(Data entries)
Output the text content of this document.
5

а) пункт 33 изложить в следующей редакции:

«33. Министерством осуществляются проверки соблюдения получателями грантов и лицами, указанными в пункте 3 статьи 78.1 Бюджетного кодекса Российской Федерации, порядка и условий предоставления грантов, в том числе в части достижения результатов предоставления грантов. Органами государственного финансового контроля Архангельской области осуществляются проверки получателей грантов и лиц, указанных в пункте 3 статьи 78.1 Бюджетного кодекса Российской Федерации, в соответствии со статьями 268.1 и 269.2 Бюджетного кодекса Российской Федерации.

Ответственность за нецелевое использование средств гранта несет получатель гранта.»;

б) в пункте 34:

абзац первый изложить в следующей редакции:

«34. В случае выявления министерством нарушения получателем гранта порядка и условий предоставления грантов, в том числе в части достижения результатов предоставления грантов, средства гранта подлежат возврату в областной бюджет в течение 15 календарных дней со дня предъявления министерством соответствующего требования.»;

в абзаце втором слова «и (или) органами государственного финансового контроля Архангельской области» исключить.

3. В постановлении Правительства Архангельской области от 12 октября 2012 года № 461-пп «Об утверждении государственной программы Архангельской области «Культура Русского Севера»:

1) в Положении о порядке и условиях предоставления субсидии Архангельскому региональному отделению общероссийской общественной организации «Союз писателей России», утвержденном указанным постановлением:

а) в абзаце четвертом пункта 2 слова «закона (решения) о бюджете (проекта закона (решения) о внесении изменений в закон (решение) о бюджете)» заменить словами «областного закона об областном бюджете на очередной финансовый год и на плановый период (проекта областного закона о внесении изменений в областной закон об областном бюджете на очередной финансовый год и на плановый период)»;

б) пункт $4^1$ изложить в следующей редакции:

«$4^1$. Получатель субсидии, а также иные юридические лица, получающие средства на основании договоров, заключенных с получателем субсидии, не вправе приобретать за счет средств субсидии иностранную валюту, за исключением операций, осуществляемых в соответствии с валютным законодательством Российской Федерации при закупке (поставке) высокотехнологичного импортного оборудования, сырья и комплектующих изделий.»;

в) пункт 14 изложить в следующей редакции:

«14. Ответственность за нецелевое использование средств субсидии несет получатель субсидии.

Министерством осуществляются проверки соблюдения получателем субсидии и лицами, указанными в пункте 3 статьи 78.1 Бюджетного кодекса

--- Task goal ---
Every line of the records that includes the word "Бюджетного" should be gathered.

--- Result for this task ---
«33. Министерством осуществляются проверки соблюдения получателями грантов и лицами, указанными в пункте 3 статьи 78.1 Бюджетного кодекса Российской Федерации, порядка и условий предоставления грантов, в том числе в части достижения результатов предоставления грантов. Органами государственного финансового контроля Архангельской области осуществляются проверки получателей грантов и лиц, указанных в пункте 3 статьи 78.1 Бюджетного кодекса Российской Федерации, в соответствии со статьями 268.1 и 269.2 Бюджетного кодекса Российской Федерации.
Министерством осуществляются проверки соблюдения получателем субсидии и лицами, указанными в пункте 3 статьи 78.1 Бюджетного кодекса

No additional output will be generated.